▶ THE TASK
Gather every line below where "rate" appears.

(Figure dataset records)
"""
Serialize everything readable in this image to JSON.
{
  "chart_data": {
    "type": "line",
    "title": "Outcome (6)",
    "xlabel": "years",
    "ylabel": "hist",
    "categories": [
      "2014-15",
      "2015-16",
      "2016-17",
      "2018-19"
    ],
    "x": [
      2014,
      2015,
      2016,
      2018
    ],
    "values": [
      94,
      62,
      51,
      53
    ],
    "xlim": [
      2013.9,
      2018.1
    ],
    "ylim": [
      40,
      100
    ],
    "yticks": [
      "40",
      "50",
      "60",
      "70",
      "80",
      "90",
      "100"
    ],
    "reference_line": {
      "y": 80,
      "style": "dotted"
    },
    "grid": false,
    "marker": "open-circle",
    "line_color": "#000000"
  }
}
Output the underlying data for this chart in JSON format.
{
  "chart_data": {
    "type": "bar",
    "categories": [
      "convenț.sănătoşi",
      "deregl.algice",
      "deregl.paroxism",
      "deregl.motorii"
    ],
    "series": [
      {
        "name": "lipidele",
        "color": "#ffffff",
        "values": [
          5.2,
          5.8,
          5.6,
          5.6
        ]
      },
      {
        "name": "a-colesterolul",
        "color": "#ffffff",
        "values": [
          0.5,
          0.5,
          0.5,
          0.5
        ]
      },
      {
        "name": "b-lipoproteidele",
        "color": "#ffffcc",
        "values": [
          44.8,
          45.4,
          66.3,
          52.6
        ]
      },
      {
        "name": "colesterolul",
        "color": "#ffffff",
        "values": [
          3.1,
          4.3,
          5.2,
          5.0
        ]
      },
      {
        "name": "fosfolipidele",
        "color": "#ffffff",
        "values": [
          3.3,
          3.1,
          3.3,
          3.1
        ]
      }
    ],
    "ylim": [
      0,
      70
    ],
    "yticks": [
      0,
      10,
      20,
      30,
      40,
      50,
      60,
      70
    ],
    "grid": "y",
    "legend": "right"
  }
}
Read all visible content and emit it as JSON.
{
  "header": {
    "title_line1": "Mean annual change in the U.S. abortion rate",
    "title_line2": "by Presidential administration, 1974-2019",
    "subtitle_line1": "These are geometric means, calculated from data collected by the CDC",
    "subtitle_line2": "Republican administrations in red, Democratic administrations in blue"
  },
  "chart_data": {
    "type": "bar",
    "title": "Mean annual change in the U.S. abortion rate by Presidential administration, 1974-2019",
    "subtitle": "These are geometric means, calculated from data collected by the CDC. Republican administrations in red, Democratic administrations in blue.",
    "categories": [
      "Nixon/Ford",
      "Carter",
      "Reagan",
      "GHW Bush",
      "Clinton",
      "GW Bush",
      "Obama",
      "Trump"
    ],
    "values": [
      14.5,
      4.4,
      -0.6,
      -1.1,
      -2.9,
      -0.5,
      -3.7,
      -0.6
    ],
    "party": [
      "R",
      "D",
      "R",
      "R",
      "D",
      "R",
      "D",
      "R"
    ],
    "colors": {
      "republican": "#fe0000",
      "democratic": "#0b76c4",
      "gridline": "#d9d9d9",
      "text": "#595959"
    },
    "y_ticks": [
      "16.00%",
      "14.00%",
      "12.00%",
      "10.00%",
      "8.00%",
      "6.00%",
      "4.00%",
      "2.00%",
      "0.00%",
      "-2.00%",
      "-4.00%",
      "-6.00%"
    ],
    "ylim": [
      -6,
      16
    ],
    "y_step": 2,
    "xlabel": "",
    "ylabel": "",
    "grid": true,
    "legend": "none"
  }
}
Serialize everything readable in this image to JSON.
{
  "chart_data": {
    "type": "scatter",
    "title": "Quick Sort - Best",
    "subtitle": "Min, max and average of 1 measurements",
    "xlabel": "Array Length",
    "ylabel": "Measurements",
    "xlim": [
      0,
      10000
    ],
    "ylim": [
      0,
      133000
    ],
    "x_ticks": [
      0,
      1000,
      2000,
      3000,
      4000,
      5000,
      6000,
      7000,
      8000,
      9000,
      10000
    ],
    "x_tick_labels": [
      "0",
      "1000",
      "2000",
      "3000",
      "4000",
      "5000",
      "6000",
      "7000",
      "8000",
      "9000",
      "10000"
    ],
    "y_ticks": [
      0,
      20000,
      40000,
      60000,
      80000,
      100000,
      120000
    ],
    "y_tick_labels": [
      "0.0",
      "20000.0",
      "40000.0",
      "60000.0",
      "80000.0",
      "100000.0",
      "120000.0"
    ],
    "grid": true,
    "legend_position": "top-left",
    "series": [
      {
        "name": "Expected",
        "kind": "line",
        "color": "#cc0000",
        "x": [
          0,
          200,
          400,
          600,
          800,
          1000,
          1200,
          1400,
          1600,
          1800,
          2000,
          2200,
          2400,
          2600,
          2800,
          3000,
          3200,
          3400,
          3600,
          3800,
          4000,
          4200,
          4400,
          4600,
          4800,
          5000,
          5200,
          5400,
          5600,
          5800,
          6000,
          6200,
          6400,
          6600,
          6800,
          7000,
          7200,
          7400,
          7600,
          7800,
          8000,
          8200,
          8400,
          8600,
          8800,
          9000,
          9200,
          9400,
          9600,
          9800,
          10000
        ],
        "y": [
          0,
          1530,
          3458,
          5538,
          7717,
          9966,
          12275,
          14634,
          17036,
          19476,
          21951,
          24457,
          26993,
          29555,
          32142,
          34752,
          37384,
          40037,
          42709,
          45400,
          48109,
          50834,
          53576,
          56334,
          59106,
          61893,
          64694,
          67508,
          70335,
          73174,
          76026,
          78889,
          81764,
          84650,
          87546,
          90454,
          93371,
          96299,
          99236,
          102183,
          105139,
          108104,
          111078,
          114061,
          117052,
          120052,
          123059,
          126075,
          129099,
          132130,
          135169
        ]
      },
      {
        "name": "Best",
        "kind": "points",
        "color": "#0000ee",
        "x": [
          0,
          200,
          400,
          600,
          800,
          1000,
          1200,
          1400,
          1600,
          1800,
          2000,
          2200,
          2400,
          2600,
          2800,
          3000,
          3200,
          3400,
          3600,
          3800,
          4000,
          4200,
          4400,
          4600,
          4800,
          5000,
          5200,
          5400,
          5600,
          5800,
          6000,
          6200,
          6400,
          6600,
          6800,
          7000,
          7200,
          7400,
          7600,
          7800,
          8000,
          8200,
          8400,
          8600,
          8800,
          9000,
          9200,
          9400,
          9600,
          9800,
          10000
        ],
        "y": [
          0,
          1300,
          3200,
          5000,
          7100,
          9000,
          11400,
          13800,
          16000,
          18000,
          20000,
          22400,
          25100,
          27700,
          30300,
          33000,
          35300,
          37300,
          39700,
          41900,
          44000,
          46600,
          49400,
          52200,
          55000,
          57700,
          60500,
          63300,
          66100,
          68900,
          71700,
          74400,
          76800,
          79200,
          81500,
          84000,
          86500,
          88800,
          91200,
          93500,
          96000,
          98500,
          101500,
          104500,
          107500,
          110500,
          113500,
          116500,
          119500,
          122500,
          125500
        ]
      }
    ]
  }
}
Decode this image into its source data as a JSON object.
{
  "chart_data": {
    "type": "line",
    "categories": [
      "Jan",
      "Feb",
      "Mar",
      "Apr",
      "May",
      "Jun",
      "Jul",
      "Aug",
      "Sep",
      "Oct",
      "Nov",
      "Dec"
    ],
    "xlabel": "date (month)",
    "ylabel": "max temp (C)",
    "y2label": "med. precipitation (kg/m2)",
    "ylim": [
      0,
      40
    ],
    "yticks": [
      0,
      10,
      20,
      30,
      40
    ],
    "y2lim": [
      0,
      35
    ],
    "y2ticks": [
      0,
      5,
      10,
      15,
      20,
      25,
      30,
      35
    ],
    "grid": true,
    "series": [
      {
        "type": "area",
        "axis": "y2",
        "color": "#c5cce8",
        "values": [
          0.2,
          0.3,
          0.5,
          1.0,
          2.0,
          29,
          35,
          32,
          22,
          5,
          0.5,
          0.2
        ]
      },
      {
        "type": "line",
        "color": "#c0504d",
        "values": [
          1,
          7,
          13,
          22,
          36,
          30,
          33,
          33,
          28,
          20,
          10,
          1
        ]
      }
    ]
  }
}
"""
▶ REPLY
    "title_line1": "Mean annual change in the U.S. abortion rate",
    "title": "Mean annual change in the U.S. abortion rate by Presidential administration, 1974-2019",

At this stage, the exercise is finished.